### Aim
Take the data below and repeat it exactly.

### Records to use
"""
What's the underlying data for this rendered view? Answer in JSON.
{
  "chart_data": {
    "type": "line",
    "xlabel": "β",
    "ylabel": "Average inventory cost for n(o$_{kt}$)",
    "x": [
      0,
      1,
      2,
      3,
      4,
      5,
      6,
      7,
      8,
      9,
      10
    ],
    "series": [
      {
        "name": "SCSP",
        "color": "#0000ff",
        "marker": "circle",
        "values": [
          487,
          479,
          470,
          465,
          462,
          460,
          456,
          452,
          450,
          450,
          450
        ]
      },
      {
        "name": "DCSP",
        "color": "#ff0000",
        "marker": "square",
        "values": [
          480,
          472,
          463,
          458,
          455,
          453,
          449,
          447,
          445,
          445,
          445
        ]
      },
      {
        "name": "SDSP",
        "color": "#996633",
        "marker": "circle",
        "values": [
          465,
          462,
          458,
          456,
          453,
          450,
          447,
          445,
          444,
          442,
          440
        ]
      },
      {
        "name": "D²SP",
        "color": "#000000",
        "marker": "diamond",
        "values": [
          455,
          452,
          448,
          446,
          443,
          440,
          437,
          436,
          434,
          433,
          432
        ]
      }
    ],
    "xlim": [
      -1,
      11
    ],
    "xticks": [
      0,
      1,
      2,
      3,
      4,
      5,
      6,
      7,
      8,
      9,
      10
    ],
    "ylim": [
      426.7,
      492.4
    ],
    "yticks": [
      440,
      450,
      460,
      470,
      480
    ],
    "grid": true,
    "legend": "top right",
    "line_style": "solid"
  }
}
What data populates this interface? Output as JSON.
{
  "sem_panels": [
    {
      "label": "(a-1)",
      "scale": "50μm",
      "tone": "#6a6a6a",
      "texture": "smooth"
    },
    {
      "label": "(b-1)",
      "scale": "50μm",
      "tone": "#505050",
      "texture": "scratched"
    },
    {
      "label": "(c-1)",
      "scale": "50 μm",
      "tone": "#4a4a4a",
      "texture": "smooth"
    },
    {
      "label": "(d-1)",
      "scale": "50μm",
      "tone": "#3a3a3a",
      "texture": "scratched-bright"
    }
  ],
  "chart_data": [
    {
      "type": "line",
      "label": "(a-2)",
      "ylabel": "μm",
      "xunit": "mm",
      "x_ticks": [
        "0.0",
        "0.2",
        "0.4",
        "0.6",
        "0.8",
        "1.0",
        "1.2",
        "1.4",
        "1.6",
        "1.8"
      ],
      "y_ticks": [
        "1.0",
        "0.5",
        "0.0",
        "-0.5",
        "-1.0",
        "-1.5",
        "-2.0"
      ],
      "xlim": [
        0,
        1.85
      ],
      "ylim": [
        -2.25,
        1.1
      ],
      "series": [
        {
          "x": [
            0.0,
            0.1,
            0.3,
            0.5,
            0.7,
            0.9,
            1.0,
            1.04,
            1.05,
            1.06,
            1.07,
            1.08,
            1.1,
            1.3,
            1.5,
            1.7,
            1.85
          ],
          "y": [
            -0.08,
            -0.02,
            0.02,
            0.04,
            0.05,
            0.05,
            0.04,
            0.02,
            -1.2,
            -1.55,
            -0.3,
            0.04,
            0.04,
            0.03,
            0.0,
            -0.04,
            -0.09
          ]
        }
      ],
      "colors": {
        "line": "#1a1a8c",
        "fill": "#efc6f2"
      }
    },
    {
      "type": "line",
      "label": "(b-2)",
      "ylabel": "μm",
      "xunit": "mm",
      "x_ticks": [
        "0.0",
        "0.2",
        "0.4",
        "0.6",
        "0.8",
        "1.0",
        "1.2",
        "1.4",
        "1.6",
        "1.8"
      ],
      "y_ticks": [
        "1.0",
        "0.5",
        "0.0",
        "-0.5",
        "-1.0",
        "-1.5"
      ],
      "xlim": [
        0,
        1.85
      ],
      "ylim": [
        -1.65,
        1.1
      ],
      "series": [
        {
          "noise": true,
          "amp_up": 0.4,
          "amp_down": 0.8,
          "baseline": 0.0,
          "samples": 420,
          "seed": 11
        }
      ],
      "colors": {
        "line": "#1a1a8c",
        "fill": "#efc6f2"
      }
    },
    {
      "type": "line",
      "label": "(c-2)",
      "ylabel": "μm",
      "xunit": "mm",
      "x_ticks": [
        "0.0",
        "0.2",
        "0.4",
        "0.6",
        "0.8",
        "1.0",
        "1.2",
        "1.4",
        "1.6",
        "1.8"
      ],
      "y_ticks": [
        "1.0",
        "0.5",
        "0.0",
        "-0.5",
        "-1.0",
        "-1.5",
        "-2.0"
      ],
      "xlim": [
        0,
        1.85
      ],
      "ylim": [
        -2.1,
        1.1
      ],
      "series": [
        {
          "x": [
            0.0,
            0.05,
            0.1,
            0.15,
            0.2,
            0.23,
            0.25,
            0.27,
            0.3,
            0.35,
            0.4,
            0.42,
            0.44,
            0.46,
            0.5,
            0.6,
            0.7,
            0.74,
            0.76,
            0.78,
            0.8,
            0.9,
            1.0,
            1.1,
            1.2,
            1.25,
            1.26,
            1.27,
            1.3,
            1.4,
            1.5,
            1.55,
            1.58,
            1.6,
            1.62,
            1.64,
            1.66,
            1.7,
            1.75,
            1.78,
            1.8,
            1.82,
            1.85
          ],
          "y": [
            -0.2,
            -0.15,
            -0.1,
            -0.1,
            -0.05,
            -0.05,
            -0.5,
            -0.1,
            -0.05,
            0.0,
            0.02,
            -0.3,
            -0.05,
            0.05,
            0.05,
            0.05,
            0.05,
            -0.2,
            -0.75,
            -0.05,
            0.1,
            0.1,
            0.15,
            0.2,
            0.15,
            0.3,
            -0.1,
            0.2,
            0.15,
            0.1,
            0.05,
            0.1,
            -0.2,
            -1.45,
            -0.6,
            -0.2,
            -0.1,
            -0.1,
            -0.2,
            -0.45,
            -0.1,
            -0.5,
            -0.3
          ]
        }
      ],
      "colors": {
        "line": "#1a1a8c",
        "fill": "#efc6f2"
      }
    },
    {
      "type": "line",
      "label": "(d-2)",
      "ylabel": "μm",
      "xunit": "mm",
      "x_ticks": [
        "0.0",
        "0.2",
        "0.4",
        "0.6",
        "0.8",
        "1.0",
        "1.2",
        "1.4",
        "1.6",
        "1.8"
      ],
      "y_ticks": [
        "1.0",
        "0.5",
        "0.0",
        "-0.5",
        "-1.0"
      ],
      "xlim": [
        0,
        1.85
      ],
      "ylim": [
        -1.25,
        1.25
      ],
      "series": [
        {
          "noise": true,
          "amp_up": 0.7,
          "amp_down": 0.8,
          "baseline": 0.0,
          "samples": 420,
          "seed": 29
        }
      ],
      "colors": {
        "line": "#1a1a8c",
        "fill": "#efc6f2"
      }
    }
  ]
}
"""
### Result of this task
What's the underlying data for this rendered view? Answer in JSON.
{
  "chart_data": {
    "type": "line",
    "xlabel": "β",
    "ylabel": "Average inventory cost for n(o$_{kt}$)",
    "x": [
      0,
      1,
      2,
      3,
      4,
      5,
      6,
      7,
      8,
      9,
      10
    ],
    "series": [
      {
        "name": "SCSP",
        "color": "#0000ff",
        "marker": "circle",
        "values": [
          487,
          479,
          470,
          465,
          462,
          460,
          456,
          452,
          450,
          450,
          450
        ]
      },
      {
        "name": "DCSP",
        "color": "#ff0000",
        "marker": "square",
        "values": [
          480,
          472,
          463,
          458,
          455,
          453,
          449,
          447,
          445,
          445,
          445
        ]
      },
      {
        "name": "SDSP",
        "color": "#996633",
        "marker": "circle",
        "values": [
          465,
          462,
          458,
          456,
          453,
          450,
          447,
          445,
          444,
          442,
          440
        ]
      },
      {
        "name": "D²SP",
        "color": "#000000",
        "marker": "diamond",
        "values": [
          455,
          452,
          448,
          446,
          443,
          440,
          437,
          436,
          434,
          433,
          432
        ]
      }
    ],
    "xlim": [
      -1,
      11
    ],
    "xticks": [
      0,
      1,
      2,
      3,
      4,
      5,
      6,
      7,
      8,
      9,
      10
    ],
    "ylim": [
      426.7,
      492.4
    ],
    "yticks": [
      440,
      450,
      460,
      470,
      480
    ],
    "grid": true,
    "legend": "top right",
    "line_style": "solid"
  }
}
What data populates this interface? Output as JSON.
{
  "sem_panels": [
    {
      "label": "(a-1)",
      "scale": "50μm",
      "tone": "#6a6a6a",
      "texture": "smooth"
    },
    {
      "label": "(b-1)",
      "scale": "50μm",
      "tone": "#505050",
      "texture": "scratched"
    },
    {
      "label": "(c-1)",
      "scale": "50 μm",
      "tone": "#4a4a4a",
      "texture": "smooth"
    },
    {
      "label": "(d-1)",
      "scale": "50μm",
      "tone": "#3a3a3a",
      "texture": "scratched-bright"
    }
  ],
  "chart_data": [
    {
      "type": "line",
      "label": "(a-2)",
      "ylabel": "μm",
      "xunit": "mm",
      "x_ticks": [
        "0.0",
        "0.2",
        "0.4",
        "0.6",
        "0.8",
        "1.0",
        "1.2",
        "1.4",
        "1.6",
        "1.8"
      ],
      "y_ticks": [
        "1.0",
        "0.5",
        "0.0",
        "-0.5",
        "-1.0",
        "-1.5",
        "-2.0"
      ],
      "xlim": [
        0,
        1.85
      ],
      "ylim": [
        -2.25,
        1.1
      ],
      "series": [
        {
          "x": [
            0.0,
            0.1,
            0.3,
            0.5,
            0.7,
            0.9,
            1.0,
            1.04,
            1.05,
            1.06,
            1.07,
            1.08,
            1.1,
            1.3,
            1.5,
            1.7,
            1.85
          ],
          "y": [
            -0.08,
            -0.02,
            0.02,
            0.04,
            0.05,
            0.05,
            0.04,
            0.02,
            -1.2,
            -1.55,
            -0.3,
            0.04,
            0.04,
            0.03,
            0.0,
            -0.04,
            -0.09
          ]
        }
      ],
      "colors": {
        "line": "#1a1a8c",
        "fill": "#efc6f2"
      }
    },
    {
      "type": "line",
      "label": "(b-2)",
      "ylabel": "μm",
      "xunit": "mm",
      "x_ticks": [
        "0.0",
        "0.2",
        "0.4",
        "0.6",
        "0.8",
        "1.0",
        "1.2",
        "1.4",
        "1.6",
        "1.8"
      ],
      "y_ticks": [
        "1.0",
        "0.5",
        "0.0",
        "-0.5",
        "-1.0",
        "-1.5"
      ],
      "xlim": [
        0,
        1.85
      ],
      "ylim": [
        -1.65,
        1.1
      ],
      "series": [
        {
          "noise": true,
          "amp_up": 0.4,
          "amp_down": 0.8,
          "baseline": 0.0,
          "samples": 420,
          "seed": 11
        }
      ],
      "colors": {
        "line": "#1a1a8c",
        "fill": "#efc6f2"
      }
    },
    {
      "type": "line",
      "label": "(c-2)",
      "ylabel": "μm",
      "xunit": "mm",
      "x_ticks": [
        "0.0",
        "0.2",
        "0.4",
        "0.6",
        "0.8",
        "1.0",
        "1.2",
        "1.4",
        "1.6",
        "1.8"
      ],
      "y_ticks": [
        "1.0",
        "0.5",
        "0.0",
        "-0.5",
        "-1.0",
        "-1.5",
        "-2.0"
      ],
      "xlim": [
        0,
        1.85
      ],
      "ylim": [
        -2.1,
        1.1
      ],
      "series": [
        {
          "x": [
            0.0,
            0.05,
            0.1,
            0.15,
            0.2,
            0.23,
            0.25,
            0.27,
            0.3,
            0.35,
            0.4,
            0.42,
            0.44,
            0.46,
            0.5,
            0.6,
            0.7,
            0.74,
            0.76,
            0.78,
            0.8,
            0.9,
            1.0,
            1.1,
            1.2,
            1.25,
            1.26,
            1.27,
            1.3,
            1.4,
            1.5,
            1.55,
            1.58,
            1.6,
            1.62,
            1.64,
            1.66,
            1.7,
            1.75,
            1.78,
            1.8,
            1.82,
            1.85
          ],
          "y": [
            -0.2,
            -0.15,
            -0.1,
            -0.1,
            -0.05,
            -0.05,
            -0.5,
            -0.1,
            -0.05,
            0.0,
            0.02,
            -0.3,
            -0.05,
            0.05,
            0.05,
            0.05,
            0.05,
            -0.2,
            -0.75,
            -0.05,
            0.1,
            0.1,
            0.15,
            0.2,
            0.15,
            0.3,
            -0.1,
            0.2,
            0.15,
            0.1,
            0.05,
            0.1,
            -0.2,
            -1.45,
            -0.6,
            -0.2,
            -0.1,
            -0.1,
            -0.2,
            -0.45,
            -0.1,
            -0.5,
            -0.3
          ]
        }
      ],
      "colors": {
        "line": "#1a1a8c",
        "fill": "#efc6f2"
      }
    },
    {
      "type": "line",
      "label": "(d-2)",
      "ylabel": "μm",
      "xunit": "mm",
      "x_ticks": [
        "0.0",
        "0.2",
        "0.4",
        "0.6",
        "0.8",
        "1.0",
        "1.2",
        "1.4",
        "1.6",
        "1.8"
      ],
      "y_ticks": [
        "1.0",
        "0.5",
        "0.0",
        "-0.5",
        "-1.0"
      ],
      "xlim": [
        0,
        1.85
      ],
      "ylim": [
        -1.25,
        1.25
      ],
      "series": [
        {
          "noise": true,
          "amp_up": 0.7,
          "amp_down": 0.8,
          "baseline": 0.0,
          "samples": 420,
          "seed": 29
        }
      ],
      "colors": {
        "line": "#1a1a8c",
        "fill": "#efc6f2"
      }
    }
  ]
}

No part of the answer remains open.